JOB → Select each line where the word "Japanese" appears.

DATASET EXTRACT →
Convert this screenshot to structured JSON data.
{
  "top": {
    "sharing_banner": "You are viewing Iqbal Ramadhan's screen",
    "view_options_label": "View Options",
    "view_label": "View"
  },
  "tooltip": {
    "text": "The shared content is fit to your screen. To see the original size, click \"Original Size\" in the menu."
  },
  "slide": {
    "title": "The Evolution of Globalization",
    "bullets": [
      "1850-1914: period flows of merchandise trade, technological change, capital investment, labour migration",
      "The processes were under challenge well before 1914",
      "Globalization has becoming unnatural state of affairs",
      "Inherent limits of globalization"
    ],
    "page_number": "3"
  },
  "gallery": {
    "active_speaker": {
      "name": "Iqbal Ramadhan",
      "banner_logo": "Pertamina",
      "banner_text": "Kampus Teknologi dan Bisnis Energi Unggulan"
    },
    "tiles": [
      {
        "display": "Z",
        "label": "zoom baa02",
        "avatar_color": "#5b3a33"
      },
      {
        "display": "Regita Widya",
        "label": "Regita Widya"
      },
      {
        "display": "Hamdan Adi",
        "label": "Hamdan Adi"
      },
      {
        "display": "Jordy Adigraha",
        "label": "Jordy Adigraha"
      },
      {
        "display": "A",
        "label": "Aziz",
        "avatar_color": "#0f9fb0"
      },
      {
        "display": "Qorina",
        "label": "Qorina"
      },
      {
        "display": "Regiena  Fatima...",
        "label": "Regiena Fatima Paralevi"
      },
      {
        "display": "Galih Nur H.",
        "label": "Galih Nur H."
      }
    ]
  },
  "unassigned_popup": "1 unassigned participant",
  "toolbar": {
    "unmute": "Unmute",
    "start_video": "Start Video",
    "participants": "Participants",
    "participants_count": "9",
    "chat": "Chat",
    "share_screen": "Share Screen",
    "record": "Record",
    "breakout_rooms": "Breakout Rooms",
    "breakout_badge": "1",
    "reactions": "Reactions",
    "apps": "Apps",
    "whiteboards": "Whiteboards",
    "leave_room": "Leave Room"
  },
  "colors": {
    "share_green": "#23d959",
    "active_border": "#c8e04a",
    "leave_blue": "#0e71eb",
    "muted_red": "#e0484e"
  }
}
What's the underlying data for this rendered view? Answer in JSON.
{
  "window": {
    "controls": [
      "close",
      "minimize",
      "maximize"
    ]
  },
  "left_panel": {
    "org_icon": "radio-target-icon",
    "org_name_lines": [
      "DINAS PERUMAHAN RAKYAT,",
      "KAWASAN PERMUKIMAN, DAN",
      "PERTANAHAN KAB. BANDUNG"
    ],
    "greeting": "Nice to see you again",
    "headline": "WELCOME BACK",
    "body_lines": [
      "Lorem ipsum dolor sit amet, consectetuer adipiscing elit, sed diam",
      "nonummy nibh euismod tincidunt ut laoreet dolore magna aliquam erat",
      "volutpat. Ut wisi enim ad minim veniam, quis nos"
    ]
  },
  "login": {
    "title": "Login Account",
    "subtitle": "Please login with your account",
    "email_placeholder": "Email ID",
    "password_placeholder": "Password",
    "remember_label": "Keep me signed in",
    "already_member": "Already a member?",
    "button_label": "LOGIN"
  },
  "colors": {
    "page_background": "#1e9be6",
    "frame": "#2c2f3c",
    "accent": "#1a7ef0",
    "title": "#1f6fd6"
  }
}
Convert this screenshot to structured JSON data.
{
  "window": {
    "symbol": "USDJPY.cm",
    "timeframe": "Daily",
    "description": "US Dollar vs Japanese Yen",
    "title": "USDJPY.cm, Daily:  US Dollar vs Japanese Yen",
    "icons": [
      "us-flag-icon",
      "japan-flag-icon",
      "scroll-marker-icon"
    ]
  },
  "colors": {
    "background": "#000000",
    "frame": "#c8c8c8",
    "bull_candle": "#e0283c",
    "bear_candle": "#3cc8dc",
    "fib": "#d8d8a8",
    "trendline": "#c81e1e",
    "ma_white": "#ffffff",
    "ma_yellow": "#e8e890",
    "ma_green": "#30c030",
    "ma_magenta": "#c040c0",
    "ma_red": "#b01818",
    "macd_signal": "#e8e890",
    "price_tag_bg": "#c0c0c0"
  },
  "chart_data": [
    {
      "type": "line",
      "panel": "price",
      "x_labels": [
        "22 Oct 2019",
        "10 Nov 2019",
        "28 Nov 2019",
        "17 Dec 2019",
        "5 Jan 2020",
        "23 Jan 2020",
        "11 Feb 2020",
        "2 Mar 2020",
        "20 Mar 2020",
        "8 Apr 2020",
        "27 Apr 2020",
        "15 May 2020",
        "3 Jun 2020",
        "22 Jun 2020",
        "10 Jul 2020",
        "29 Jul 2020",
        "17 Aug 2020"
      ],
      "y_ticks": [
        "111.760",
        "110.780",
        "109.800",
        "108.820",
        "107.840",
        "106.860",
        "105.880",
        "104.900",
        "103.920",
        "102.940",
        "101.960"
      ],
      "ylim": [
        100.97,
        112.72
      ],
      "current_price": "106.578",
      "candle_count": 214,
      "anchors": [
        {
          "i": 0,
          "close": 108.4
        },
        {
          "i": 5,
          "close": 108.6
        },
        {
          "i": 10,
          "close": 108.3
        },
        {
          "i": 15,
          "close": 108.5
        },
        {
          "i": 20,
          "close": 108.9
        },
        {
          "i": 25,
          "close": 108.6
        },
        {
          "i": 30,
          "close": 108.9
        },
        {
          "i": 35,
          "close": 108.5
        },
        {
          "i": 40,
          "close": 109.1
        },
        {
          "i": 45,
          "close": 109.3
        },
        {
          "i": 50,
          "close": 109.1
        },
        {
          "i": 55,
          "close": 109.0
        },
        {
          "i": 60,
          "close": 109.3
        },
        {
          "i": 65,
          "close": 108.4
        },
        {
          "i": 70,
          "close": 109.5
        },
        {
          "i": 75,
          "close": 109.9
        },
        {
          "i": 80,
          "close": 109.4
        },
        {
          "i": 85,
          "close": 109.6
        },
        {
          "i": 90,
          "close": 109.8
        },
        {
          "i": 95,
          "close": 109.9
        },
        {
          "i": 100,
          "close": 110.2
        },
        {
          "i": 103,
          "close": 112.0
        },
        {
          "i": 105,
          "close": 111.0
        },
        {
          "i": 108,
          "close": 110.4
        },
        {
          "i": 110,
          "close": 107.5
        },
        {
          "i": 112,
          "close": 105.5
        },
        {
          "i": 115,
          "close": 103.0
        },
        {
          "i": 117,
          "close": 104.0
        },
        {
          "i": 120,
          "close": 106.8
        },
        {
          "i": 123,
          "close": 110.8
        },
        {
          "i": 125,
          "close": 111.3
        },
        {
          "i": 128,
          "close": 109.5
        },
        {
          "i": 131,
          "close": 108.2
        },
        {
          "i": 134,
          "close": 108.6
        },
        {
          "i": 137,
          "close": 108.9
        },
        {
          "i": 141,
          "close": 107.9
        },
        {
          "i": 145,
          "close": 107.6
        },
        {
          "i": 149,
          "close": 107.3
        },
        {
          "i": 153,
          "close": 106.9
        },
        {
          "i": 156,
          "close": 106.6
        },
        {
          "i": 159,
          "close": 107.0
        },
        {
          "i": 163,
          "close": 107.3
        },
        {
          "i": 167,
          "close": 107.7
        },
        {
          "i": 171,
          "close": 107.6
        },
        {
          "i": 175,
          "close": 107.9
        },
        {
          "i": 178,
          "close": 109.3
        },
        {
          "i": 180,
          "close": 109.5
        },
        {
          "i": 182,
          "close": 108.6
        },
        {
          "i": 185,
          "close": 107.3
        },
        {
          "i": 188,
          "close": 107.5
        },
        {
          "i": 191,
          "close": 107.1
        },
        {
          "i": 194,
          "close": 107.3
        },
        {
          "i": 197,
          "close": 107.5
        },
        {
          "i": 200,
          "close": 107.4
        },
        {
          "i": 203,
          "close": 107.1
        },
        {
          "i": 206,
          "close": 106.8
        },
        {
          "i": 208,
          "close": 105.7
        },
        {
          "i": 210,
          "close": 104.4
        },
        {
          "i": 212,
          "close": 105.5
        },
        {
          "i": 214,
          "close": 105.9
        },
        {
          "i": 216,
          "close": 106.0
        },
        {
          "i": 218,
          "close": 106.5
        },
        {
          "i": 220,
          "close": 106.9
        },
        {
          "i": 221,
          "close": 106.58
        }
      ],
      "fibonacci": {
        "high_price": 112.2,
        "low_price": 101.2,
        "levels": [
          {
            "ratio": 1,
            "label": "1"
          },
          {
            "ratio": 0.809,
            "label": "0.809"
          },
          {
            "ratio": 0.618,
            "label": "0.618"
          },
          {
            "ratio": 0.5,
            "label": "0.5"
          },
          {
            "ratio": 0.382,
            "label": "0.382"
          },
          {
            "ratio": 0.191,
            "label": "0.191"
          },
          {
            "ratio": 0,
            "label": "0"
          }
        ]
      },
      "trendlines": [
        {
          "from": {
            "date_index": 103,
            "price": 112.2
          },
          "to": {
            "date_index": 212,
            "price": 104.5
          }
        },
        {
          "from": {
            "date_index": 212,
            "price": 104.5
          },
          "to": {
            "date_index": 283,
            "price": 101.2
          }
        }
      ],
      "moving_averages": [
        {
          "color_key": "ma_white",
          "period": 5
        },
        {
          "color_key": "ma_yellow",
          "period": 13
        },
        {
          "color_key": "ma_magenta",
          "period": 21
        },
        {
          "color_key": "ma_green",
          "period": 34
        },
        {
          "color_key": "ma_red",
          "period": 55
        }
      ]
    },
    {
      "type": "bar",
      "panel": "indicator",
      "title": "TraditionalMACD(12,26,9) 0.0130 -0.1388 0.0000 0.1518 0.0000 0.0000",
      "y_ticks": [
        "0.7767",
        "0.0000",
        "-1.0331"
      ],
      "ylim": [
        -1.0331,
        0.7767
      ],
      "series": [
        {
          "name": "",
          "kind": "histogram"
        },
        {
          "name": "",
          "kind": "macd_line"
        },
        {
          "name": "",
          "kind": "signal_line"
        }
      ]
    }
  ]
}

RESPONSE BELOW →
    "description": "US Dollar vs Japanese Yen",
    "title": "USDJPY.cm, Daily:  US Dollar vs Japanese Yen",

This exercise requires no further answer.